El archivo Histórico Provincial de Segovia presenta en septiembre como tesoro oculto del mes el testamento datado de 1892 perteneciente a la marquesa viuda de Lozoya, doña Asunción de Mascaró. Asunción procedía de una rama pobre de los condes de Cedillo y se casó con Domingo Contreras, marqués de Lozoya en el tercer matrimonio del entonces poseedor de un título que se remonta a los tiempos de Carlos II y de gran influencia en la provincia de Segovia. Había por tanto una gran diferencia de edad entre los cónyuges de manera que la marquesa consorte quedó viuda al poco convirtiéndose en heredera de los cuantiosos bienes del fallecido esposo, según explica la Junta en la nota de prensa que presenta la pieza del mes.

Elementos de datos:

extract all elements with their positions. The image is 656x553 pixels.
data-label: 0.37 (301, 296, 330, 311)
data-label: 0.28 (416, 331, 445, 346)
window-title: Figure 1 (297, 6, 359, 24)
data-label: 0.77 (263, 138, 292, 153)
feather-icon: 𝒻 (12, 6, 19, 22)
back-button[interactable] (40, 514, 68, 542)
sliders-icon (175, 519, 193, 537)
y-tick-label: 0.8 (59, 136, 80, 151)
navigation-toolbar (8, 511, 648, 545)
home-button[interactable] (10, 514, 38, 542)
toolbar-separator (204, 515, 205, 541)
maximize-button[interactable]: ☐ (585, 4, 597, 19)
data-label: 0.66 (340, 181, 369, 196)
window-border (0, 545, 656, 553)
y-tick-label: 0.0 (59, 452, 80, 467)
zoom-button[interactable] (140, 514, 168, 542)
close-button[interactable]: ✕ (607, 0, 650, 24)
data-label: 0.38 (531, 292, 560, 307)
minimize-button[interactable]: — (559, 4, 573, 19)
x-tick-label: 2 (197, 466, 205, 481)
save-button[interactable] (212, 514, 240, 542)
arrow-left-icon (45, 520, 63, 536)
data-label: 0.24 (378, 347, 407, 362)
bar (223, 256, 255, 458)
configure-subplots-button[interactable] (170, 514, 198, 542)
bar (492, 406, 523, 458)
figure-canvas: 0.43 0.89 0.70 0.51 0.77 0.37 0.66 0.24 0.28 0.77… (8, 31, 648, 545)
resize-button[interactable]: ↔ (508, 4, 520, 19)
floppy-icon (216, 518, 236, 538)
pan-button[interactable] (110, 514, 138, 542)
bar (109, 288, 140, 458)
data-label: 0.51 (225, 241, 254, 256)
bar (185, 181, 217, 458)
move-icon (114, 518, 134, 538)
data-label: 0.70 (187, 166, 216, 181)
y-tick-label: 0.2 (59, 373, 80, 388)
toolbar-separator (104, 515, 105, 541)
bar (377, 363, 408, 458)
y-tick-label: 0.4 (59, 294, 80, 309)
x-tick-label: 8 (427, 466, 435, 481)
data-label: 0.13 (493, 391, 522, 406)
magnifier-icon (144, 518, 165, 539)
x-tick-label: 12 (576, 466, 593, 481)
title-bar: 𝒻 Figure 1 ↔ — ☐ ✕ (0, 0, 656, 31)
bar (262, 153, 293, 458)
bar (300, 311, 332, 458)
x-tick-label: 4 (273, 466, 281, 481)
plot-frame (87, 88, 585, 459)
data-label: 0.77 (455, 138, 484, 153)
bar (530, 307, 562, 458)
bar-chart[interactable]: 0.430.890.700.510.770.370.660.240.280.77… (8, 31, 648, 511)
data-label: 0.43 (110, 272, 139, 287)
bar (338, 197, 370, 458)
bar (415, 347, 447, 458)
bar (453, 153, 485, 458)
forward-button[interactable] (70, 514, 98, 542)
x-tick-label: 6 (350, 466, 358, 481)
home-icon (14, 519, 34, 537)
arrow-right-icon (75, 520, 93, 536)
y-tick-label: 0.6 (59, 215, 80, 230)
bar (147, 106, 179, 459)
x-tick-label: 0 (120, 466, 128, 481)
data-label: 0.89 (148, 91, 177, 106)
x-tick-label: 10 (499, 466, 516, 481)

TAREAS REQUERIDAS:
**1)** Resume en dos oraciones el extracto sobre el testamento de la marquesa de Lozoya.
**2)** Edita la parte del extracto sobre el testamento que empieza con las palabras "El archivo Histórico" y termina con "pieza del mes.", y cambia "tesoro oculto" por "joya escondida".
**3)** Responde con base en el extracto sobre el testamento:
(a) ¿De qué año es el testamento?
(b) ¿De qué rama familiar procedía Asunción?
(c) ¿A qué tiempos se remonta el título de marqués de Lozoya?

RESULTADOS DE TAREAS:
**1)** El Archivo Histórico Provincial de Segovia presenta en septiembre como tesoro oculto del mes el testamento de 1892 de doña Asunción de Mascaró, marquesa viuda de Lozoya. Ella, de una rama pobre de los condes de Cedillo, se casó con el marqués Domingo Contreras, mucho mayor que ella, y al enviudar pronto heredó sus cuantiosos bienes.

**2)**
El archivo Histórico Provincial de Segovia presenta en septiembre como joya escondida del mes el testamento datado de 1892 perteneciente a la marquesa viuda de Lozoya, doña Asunción de Mascaró. Asunción procedía de una rama pobre de los condes de Cedillo y se casó con Domingo Contreras, marqués de Lozoya en el tercer matrimonio del entonces poseedor de un título que se remonta a los tiempos de Carlos II y de gran influencia en la provincia de Segovia. Había por tanto una gran diferencia de edad entre los cónyuges de manera que la marquesa consorte quedó viuda al poco convirtiéndose en heredera de los cuantiosos bienes del fallecido esposo, según explica la Junta en la nota de prensa que presenta la pieza del mes.

**3)**
(a) De 1892.
(b) De una rama pobre de los condes de Cedillo.
(c) A los tiempos de Carlos II.